**Requirements:**
How many of these lines hold the string "Formular"? Answer with the number only.

# Raw data start

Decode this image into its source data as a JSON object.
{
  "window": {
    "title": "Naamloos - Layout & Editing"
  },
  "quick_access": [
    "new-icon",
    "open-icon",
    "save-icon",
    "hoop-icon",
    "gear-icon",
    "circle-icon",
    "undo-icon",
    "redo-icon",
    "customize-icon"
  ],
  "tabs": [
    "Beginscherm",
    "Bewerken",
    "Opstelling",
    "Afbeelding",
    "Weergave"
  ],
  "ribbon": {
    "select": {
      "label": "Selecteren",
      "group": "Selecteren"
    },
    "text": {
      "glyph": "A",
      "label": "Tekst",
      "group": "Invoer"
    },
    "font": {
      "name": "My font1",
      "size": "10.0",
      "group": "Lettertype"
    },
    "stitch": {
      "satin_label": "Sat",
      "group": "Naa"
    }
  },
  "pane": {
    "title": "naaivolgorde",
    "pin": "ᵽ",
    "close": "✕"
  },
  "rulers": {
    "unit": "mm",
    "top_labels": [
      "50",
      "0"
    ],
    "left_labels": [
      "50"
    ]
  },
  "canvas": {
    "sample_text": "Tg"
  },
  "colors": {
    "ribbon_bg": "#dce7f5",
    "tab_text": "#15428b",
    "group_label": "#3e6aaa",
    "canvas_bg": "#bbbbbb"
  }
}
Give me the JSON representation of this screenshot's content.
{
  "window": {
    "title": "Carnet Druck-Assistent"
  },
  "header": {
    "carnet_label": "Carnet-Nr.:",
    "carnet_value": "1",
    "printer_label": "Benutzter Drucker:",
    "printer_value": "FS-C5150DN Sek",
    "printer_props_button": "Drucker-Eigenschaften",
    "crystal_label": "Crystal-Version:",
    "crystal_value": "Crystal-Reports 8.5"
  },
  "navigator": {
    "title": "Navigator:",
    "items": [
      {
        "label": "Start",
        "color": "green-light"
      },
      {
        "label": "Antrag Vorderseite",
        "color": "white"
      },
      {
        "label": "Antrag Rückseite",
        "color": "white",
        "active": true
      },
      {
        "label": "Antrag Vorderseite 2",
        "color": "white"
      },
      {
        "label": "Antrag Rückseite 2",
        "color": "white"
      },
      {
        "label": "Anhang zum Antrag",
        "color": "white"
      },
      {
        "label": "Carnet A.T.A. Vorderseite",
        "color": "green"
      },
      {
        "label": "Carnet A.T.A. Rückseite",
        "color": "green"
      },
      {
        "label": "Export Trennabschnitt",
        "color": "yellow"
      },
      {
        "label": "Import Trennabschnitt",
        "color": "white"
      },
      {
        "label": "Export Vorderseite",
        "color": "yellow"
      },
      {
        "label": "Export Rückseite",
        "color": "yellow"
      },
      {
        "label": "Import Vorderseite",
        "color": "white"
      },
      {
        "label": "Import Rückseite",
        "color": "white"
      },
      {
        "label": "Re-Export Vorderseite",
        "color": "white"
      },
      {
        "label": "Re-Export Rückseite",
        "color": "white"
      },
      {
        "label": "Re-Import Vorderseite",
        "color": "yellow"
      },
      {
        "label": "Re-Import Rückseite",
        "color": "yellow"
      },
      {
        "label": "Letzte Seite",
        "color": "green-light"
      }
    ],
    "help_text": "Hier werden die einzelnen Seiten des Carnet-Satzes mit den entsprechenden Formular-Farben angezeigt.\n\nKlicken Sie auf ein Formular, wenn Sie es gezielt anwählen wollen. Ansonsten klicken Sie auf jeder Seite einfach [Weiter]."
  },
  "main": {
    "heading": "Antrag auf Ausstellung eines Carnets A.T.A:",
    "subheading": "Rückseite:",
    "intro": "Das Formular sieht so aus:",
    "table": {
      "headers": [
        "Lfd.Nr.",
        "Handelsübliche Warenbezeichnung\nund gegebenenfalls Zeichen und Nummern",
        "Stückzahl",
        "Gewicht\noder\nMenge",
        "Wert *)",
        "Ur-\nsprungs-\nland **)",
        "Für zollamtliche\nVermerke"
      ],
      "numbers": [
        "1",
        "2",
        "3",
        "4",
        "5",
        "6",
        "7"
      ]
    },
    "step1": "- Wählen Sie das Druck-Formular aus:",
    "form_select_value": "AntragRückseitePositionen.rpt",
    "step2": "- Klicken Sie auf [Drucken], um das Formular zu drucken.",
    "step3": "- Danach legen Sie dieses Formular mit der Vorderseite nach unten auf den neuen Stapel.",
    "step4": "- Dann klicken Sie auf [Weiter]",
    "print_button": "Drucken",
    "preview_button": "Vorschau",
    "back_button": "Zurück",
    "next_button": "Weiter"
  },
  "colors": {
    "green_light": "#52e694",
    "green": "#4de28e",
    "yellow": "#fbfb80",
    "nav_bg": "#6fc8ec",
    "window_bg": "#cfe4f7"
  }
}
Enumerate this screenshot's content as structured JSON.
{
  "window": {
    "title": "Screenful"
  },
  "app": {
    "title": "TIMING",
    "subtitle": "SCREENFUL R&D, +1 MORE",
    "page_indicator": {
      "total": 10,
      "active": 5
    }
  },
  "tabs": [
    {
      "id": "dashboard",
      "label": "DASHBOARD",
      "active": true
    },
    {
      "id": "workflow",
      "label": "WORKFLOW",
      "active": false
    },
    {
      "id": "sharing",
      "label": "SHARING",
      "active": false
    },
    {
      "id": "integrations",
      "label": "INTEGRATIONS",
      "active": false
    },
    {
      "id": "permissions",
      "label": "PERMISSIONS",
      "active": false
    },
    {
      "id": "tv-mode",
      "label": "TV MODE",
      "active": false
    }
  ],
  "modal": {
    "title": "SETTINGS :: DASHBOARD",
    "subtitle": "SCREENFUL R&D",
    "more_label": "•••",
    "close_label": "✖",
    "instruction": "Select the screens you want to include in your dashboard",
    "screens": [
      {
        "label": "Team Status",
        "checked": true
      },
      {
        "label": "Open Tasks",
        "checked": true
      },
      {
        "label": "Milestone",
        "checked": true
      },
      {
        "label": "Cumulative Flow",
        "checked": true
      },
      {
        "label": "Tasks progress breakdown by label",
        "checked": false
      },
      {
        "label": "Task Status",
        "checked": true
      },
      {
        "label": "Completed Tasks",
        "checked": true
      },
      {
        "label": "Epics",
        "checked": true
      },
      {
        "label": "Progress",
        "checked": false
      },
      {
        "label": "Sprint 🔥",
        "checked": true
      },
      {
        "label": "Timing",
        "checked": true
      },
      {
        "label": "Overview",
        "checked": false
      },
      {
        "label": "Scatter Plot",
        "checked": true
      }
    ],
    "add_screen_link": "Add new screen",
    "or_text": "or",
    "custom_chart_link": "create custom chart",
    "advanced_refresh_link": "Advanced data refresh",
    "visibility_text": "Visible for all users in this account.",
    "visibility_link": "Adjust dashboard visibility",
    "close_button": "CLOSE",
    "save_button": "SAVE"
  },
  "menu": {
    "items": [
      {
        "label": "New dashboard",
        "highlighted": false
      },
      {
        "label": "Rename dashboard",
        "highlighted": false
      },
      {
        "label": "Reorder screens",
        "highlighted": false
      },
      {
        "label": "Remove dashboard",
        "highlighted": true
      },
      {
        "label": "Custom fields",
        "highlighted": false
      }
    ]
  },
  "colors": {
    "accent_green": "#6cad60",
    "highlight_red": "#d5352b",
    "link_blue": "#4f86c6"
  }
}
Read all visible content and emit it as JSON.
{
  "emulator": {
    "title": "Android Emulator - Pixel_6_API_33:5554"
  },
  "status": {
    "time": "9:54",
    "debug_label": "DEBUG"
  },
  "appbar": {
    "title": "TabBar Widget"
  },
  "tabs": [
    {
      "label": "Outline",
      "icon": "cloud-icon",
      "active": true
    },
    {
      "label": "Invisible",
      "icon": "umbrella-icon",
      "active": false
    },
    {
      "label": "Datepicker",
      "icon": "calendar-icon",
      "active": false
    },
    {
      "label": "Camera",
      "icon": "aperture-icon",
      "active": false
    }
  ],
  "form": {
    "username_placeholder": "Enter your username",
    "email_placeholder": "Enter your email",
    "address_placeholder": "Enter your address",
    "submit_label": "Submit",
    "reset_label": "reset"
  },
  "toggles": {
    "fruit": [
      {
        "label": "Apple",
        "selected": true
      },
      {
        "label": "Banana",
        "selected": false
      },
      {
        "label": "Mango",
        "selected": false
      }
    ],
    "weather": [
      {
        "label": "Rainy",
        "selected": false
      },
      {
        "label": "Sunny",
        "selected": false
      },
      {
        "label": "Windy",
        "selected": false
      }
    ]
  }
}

# Raw data end

**Response below:**
5